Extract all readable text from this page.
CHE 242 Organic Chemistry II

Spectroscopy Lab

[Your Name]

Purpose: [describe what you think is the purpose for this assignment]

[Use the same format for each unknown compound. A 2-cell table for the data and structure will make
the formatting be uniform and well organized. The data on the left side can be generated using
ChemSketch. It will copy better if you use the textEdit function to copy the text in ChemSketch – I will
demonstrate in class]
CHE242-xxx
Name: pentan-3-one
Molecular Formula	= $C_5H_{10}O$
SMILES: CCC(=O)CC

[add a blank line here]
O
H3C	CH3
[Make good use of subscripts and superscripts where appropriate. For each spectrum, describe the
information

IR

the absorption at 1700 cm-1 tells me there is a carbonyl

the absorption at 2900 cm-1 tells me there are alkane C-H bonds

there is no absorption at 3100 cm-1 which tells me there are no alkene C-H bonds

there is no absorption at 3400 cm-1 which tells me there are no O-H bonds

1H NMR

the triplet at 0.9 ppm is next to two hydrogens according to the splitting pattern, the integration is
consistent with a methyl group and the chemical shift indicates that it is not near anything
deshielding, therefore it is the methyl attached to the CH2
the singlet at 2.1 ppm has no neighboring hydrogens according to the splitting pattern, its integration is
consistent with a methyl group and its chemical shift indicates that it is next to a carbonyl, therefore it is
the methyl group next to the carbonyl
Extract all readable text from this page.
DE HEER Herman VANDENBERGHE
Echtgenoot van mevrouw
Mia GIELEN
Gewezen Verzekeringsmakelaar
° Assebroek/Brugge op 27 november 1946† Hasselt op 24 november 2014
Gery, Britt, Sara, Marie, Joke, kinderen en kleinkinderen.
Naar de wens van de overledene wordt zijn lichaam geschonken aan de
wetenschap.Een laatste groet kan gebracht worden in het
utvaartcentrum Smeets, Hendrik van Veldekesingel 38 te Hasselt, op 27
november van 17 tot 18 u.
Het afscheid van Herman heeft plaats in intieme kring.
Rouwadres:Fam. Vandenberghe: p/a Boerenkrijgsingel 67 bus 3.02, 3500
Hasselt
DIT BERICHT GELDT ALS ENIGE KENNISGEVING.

+ + + + +

__Exercise__.
Write out the data exactly as it stands.

__Solution__.
Extract all readable text from this page.
CHE 242 Organic Chemistry II

Spectroscopy Lab

[Your Name]

Purpose: [describe what you think is the purpose for this assignment]

[Use the same format for each unknown compound. A 2-cell table for the data and structure will make
the formatting be uniform and well organized. The data on the left side can be generated using
ChemSketch. It will copy better if you use the textEdit function to copy the text in ChemSketch – I will
demonstrate in class]
CHE242-xxx
Name: pentan-3-one
Molecular Formula	= $C_5H_{10}O$
SMILES: CCC(=O)CC

[add a blank line here]
O
H3C	CH3
[Make good use of subscripts and superscripts where appropriate. For each spectrum, describe the
information

IR

the absorption at 1700 cm-1 tells me there is a carbonyl

the absorption at 2900 cm-1 tells me there are alkane C-H bonds

there is no absorption at 3100 cm-1 which tells me there are no alkene C-H bonds

there is no absorption at 3400 cm-1 which tells me there are no O-H bonds

1H NMR

the triplet at 0.9 ppm is next to two hydrogens according to the splitting pattern, the integration is
consistent with a methyl group and the chemical shift indicates that it is not near anything
deshielding, therefore it is the methyl attached to the CH2
the singlet at 2.1 ppm has no neighboring hydrogens according to the splitting pattern, its integration is
consistent with a methyl group and its chemical shift indicates that it is next to a carbonyl, therefore it is
the methyl group next to the carbonyl
Extract all readable text from this page.
DE HEER Herman VANDENBERGHE
Echtgenoot van mevrouw
Mia GIELEN
Gewezen Verzekeringsmakelaar
° Assebroek/Brugge op 27 november 1946† Hasselt op 24 november 2014
Gery, Britt, Sara, Marie, Joke, kinderen en kleinkinderen.
Naar de wens van de overledene wordt zijn lichaam geschonken aan de
wetenschap.Een laatste groet kan gebracht worden in het
utvaartcentrum Smeets, Hendrik van Veldekesingel 38 te Hasselt, op 27
november van 17 tot 18 u.
Het afscheid van Herman heeft plaats in intieme kring.
Rouwadres:Fam. Vandenberghe: p/a Boerenkrijgsingel 67 bus 3.02, 3500
Hasselt
DIT BERICHT GELDT ALS ENIGE KENNISGEVING.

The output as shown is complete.